▶ [WHAT TO WORK ON] Reproduce every record below exactly as it appears.

=== EXTRACTED DATA ===

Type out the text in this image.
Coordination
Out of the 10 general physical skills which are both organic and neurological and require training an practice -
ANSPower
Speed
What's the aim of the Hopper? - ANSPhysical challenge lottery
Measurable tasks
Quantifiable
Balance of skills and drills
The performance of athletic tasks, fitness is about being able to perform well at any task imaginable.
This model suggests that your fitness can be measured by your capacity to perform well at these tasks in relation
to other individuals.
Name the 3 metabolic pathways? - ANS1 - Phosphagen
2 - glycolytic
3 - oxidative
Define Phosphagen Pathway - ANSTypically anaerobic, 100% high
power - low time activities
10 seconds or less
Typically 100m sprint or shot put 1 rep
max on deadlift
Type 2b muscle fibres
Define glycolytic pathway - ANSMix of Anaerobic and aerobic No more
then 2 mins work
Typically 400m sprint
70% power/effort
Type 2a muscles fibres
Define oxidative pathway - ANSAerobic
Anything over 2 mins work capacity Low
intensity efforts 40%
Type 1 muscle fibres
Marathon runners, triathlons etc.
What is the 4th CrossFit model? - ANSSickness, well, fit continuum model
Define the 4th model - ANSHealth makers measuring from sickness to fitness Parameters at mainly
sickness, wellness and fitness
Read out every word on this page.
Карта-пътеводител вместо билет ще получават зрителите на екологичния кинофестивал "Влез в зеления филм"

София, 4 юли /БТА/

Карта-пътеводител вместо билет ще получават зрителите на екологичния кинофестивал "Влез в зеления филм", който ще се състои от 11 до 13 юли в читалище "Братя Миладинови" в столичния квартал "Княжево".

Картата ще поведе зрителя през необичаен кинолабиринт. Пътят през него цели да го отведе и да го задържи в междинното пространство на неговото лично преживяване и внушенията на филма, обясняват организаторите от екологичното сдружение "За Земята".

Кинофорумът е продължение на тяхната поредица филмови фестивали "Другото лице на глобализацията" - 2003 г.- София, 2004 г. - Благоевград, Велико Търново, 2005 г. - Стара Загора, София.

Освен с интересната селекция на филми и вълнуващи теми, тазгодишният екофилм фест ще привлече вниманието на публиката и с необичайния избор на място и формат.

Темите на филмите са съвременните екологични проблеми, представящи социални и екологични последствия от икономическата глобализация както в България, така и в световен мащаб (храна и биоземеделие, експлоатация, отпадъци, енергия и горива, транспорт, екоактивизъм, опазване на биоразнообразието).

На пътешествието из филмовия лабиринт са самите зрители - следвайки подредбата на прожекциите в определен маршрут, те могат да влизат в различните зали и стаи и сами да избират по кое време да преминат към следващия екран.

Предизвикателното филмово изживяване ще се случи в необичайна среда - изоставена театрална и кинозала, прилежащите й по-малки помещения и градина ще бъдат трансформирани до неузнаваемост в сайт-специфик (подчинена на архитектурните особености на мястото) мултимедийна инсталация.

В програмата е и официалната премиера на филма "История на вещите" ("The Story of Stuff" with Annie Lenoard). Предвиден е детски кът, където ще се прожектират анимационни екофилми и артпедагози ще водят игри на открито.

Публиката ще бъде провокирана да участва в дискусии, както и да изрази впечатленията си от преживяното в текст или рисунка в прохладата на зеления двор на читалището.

===

▶ [TASK RESULT]
Type out the text in this image.
Coordination
Out of the 10 general physical skills which are both organic and neurological and require training an practice -
ANSPower
Speed
What's the aim of the Hopper? - ANSPhysical challenge lottery
Measurable tasks
Quantifiable
Balance of skills and drills
The performance of athletic tasks, fitness is about being able to perform well at any task imaginable.
This model suggests that your fitness can be measured by your capacity to perform well at these tasks in relation
to other individuals.
Name the 3 metabolic pathways? - ANS1 - Phosphagen
2 - glycolytic
3 - oxidative
Define Phosphagen Pathway - ANSTypically anaerobic, 100% high
power - low time activities
10 seconds or less
Typically 100m sprint or shot put 1 rep
max on deadlift
Type 2b muscle fibres
Define glycolytic pathway - ANSMix of Anaerobic and aerobic No more
then 2 mins work
Typically 400m sprint
70% power/effort
Type 2a muscles fibres
Define oxidative pathway - ANSAerobic
Anything over 2 mins work capacity Low
intensity efforts 40%
Type 1 muscle fibres
Marathon runners, triathlons etc.
What is the 4th CrossFit model? - ANSSickness, well, fit continuum model
Define the 4th model - ANSHealth makers measuring from sickness to fitness Parameters at mainly
sickness, wellness and fitness
Read out every word on this page.
Карта-пътеводител вместо билет ще получават зрителите на екологичния кинофестивал "Влез в зеления филм"

София, 4 юли /БТА/

Карта-пътеводител вместо билет ще получават зрителите на екологичния кинофестивал "Влез в зеления филм", който ще се състои от 11 до 13 юли в читалище "Братя Миладинови" в столичния квартал "Княжево".

Картата ще поведе зрителя през необичаен кинолабиринт. Пътят през него цели да го отведе и да го задържи в междинното пространство на неговото лично преживяване и внушенията на филма, обясняват организаторите от екологичното сдружение "За Земята".

Кинофорумът е продължение на тяхната поредица филмови фестивали "Другото лице на глобализацията" - 2003 г.- София, 2004 г. - Благоевград, Велико Търново, 2005 г. - Стара Загора, София.

Освен с интересната селекция на филми и вълнуващи теми, тазгодишният екофилм фест ще привлече вниманието на публиката и с необичайния избор на място и формат.

Темите на филмите са съвременните екологични проблеми, представящи социални и екологични последствия от икономическата глобализация както в България, така и в световен мащаб (храна и биоземеделие, експлоатация, отпадъци, енергия и горива, транспорт, екоактивизъм, опазване на биоразнообразието).

На пътешествието из филмовия лабиринт са самите зрители - следвайки подредбата на прожекциите в определен маршрут, те могат да влизат в различните зали и стаи и сами да избират по кое време да преминат към следващия екран.

Предизвикателното филмово изживяване ще се случи в необичайна среда - изоставена театрална и кинозала, прилежащите й по-малки помещения и градина ще бъдат трансформирани до неузнаваемост в сайт-специфик (подчинена на архитектурните особености на мястото) мултимедийна инсталация.

В програмата е и официалната премиера на филма "История на вещите" ("The Story of Stuff" with Annie Lenoard). Предвиден е детски кът, където ще се прожектират анимационни екофилми и артпедагози ще водят игри на открито.

Публиката ще бъде провокирана да участва в дискусии, както и да изрази впечатленията си от преживяното в текст или рисунка в прохладата на зеления двор на читалището.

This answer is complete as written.